EXERCISE TASK:
Copy out every line of the items below word for word, omitting the pictures.

Stored items

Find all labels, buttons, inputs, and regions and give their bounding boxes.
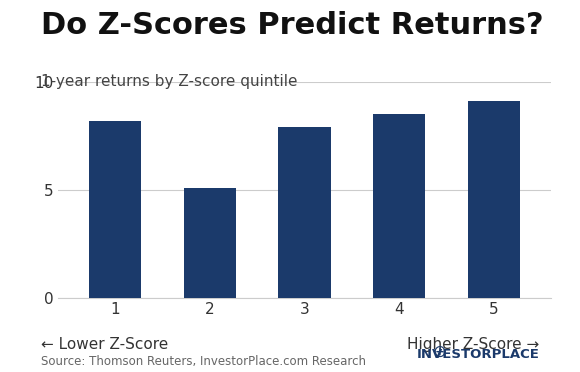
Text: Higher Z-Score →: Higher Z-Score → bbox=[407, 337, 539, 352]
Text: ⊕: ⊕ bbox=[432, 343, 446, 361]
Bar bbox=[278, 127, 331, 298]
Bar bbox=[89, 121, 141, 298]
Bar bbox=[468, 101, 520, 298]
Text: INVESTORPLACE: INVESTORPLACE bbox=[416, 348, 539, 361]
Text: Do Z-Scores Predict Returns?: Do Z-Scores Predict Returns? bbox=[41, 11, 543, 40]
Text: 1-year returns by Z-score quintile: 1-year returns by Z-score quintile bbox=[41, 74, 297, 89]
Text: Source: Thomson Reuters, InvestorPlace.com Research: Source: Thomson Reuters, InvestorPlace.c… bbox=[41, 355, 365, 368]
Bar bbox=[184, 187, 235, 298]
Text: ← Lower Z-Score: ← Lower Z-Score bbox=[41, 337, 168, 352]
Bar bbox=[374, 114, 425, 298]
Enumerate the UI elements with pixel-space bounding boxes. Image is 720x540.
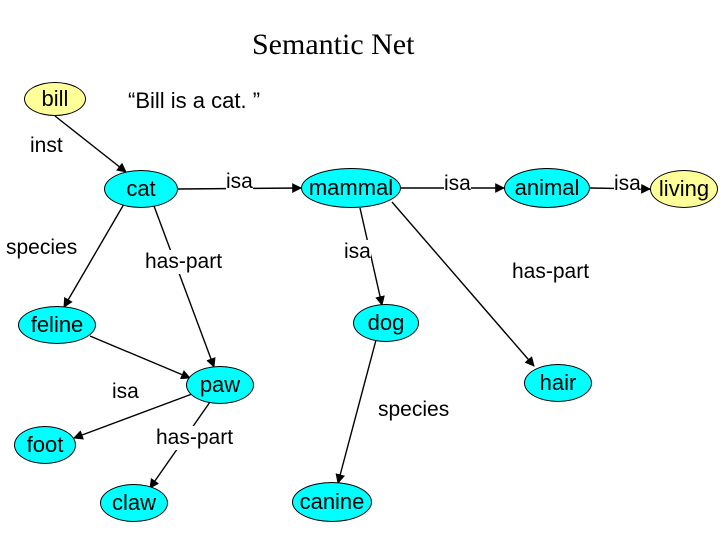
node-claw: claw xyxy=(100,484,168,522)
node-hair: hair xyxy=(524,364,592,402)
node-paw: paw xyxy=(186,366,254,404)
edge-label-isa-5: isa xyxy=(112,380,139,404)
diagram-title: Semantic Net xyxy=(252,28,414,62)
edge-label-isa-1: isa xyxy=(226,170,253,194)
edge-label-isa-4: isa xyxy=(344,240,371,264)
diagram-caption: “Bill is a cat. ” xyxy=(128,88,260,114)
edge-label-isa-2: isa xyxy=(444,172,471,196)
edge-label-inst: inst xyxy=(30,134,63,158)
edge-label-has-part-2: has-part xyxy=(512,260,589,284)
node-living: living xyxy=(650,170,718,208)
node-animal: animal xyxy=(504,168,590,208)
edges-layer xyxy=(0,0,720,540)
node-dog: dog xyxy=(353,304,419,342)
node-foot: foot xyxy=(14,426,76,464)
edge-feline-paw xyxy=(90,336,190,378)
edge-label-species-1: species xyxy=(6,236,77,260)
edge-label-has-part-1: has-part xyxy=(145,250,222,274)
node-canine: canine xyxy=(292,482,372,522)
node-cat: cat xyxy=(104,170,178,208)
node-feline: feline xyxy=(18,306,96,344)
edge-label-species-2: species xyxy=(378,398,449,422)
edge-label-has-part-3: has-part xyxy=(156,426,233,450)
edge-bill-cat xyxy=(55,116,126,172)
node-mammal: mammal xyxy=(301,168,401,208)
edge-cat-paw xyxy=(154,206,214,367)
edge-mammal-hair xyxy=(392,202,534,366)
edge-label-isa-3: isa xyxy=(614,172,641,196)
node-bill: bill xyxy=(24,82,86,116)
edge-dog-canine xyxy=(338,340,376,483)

ANSWER FOR THE TASK:
Find all labels, buttons, inputs, and regions and give their bounding boxes.
Text: Higher Z-Score →: Higher Z-Score → bbox=[407, 337, 539, 352]
Text: ⊕: ⊕ bbox=[432, 343, 446, 361]
Bar bbox=[278, 127, 331, 298]
Bar bbox=[89, 121, 141, 298]
Bar bbox=[468, 101, 520, 298]
Text: INVESTORPLACE: INVESTORPLACE bbox=[416, 348, 539, 361]
Text: Do Z-Scores Predict Returns?: Do Z-Scores Predict Returns? bbox=[41, 11, 543, 40]
Text: 1-year returns by Z-score quintile: 1-year returns by Z-score quintile bbox=[41, 74, 297, 89]
Text: Source: Thomson Reuters, InvestorPlace.com Research: Source: Thomson Reuters, InvestorPlace.c… bbox=[41, 355, 365, 368]
Bar bbox=[184, 187, 235, 298]
Text: ← Lower Z-Score: ← Lower Z-Score bbox=[41, 337, 168, 352]
Bar bbox=[374, 114, 425, 298]
Enumerate the UI elements with pixel-space bounding boxes. Image is 720x540.
node-claw: claw xyxy=(100,484,168,522)
node-hair: hair xyxy=(524,364,592,402)
node-paw: paw xyxy=(186,366,254,404)
edge-label-isa-5: isa xyxy=(112,380,139,404)
diagram-title: Semantic Net xyxy=(252,28,414,62)
edge-label-isa-1: isa xyxy=(226,170,253,194)
edge-label-isa-4: isa xyxy=(344,240,371,264)
diagram-caption: “Bill is a cat. ” xyxy=(128,88,260,114)
edge-label-isa-2: isa xyxy=(444,172,471,196)
edge-label-inst: inst xyxy=(30,134,63,158)
edge-label-has-part-2: has-part xyxy=(512,260,589,284)
node-living: living xyxy=(650,170,718,208)
node-animal: animal xyxy=(504,168,590,208)
edges-layer xyxy=(0,0,720,540)
node-dog: dog xyxy=(353,304,419,342)
node-foot: foot xyxy=(14,426,76,464)
edge-feline-paw xyxy=(90,336,190,378)
edge-label-species-1: species xyxy=(6,236,77,260)
edge-label-has-part-1: has-part xyxy=(145,250,222,274)
node-canine: canine xyxy=(292,482,372,522)
node-cat: cat xyxy=(104,170,178,208)
node-feline: feline xyxy=(18,306,96,344)
edge-label-species-2: species xyxy=(378,398,449,422)
edge-label-has-part-3: has-part xyxy=(156,426,233,450)
edge-bill-cat xyxy=(55,116,126,172)
node-mammal: mammal xyxy=(301,168,401,208)
edge-cat-paw xyxy=(154,206,214,367)
edge-mammal-hair xyxy=(392,202,534,366)
edge-label-isa-3: isa xyxy=(614,172,641,196)
node-bill: bill xyxy=(24,82,86,116)
edge-dog-canine xyxy=(338,340,376,483)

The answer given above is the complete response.